TASK DETAILS –
Copy every line of the records below where the word "this" occurs.

## BEGIN

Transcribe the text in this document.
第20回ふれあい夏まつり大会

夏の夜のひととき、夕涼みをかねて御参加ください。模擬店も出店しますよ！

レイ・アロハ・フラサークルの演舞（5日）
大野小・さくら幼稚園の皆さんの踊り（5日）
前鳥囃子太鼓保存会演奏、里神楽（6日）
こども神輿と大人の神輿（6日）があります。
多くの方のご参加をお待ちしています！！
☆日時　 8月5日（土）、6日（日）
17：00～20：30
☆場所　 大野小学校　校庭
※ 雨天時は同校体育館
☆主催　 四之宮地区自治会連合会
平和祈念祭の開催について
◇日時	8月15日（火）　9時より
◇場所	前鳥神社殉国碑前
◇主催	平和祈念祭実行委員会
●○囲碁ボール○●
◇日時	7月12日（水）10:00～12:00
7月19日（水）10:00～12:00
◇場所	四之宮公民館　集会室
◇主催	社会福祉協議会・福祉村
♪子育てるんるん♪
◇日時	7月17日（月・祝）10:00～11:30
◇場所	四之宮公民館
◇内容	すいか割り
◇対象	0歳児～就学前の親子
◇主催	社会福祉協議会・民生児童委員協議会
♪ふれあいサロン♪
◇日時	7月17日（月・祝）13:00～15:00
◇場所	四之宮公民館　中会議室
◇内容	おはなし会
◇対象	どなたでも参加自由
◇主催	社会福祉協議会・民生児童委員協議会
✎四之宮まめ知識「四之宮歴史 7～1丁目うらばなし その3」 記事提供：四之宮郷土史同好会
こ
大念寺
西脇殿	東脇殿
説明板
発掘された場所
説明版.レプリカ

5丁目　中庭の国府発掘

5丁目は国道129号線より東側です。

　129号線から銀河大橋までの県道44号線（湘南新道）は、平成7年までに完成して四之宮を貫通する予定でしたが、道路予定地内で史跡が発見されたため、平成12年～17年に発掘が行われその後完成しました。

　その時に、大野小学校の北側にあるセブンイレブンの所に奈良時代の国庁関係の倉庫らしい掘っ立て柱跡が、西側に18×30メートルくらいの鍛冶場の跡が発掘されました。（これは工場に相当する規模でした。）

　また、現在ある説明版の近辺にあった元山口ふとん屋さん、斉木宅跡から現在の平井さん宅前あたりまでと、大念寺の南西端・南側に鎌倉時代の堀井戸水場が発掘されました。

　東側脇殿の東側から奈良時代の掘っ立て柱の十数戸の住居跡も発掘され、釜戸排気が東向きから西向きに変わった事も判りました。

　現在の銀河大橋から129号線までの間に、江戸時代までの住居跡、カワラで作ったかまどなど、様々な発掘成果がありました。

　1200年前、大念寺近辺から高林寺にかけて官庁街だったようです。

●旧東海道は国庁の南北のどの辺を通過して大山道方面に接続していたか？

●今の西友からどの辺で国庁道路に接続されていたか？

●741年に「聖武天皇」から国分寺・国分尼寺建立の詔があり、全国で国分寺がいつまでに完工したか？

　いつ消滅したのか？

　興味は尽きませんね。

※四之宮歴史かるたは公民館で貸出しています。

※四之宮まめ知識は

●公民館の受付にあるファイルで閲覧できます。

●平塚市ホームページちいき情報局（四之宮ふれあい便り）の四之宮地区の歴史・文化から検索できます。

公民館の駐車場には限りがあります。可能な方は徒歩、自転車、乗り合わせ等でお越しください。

## END
## BEGIN

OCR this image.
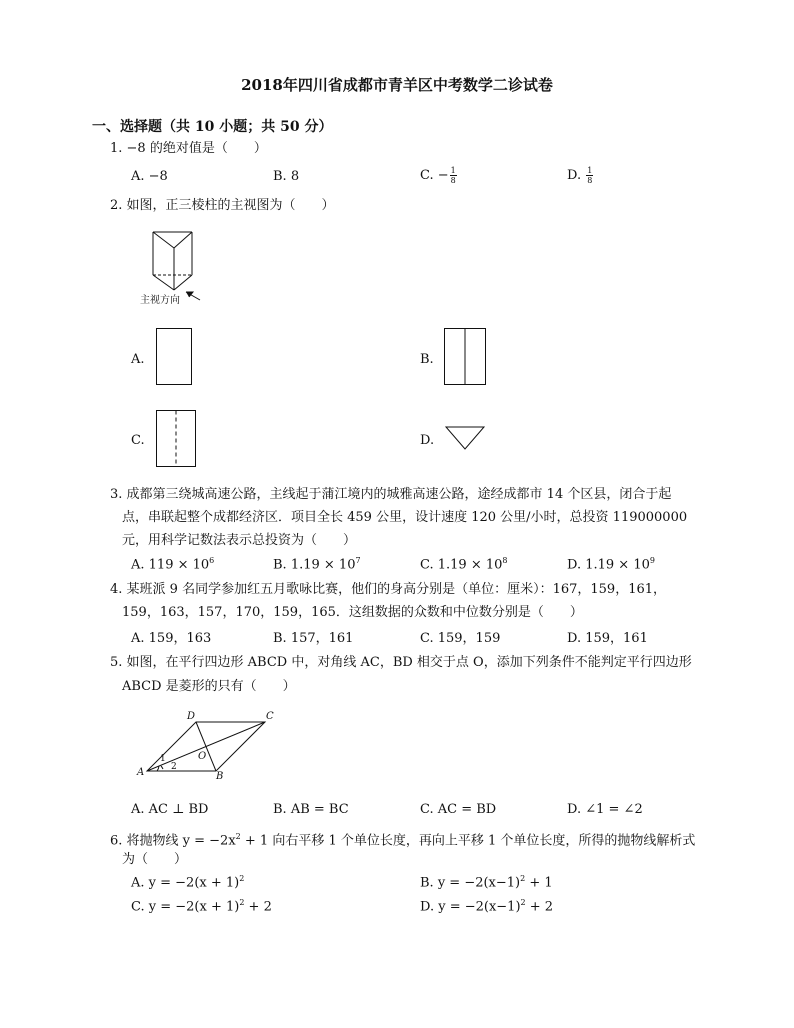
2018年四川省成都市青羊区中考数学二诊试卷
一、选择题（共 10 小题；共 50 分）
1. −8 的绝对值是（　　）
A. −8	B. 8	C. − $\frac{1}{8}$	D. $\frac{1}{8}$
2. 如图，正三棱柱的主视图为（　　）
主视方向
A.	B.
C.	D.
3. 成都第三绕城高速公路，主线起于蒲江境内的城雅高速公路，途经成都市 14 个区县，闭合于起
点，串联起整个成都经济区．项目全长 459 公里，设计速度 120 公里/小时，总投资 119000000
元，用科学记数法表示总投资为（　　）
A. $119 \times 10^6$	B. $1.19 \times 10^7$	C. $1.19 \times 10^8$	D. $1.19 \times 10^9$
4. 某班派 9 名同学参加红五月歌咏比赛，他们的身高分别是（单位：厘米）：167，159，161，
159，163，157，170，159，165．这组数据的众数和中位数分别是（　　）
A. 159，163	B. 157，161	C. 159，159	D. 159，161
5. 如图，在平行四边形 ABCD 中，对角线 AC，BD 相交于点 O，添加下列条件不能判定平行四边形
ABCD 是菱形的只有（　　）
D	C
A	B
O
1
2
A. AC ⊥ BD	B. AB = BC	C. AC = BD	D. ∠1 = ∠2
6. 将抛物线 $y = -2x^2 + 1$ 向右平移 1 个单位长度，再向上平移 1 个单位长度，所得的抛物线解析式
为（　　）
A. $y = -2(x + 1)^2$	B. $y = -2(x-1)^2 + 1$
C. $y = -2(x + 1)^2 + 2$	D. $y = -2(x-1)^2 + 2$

## END

FULL RESPONSE –
Transcribe the text in this document.
OCR this image.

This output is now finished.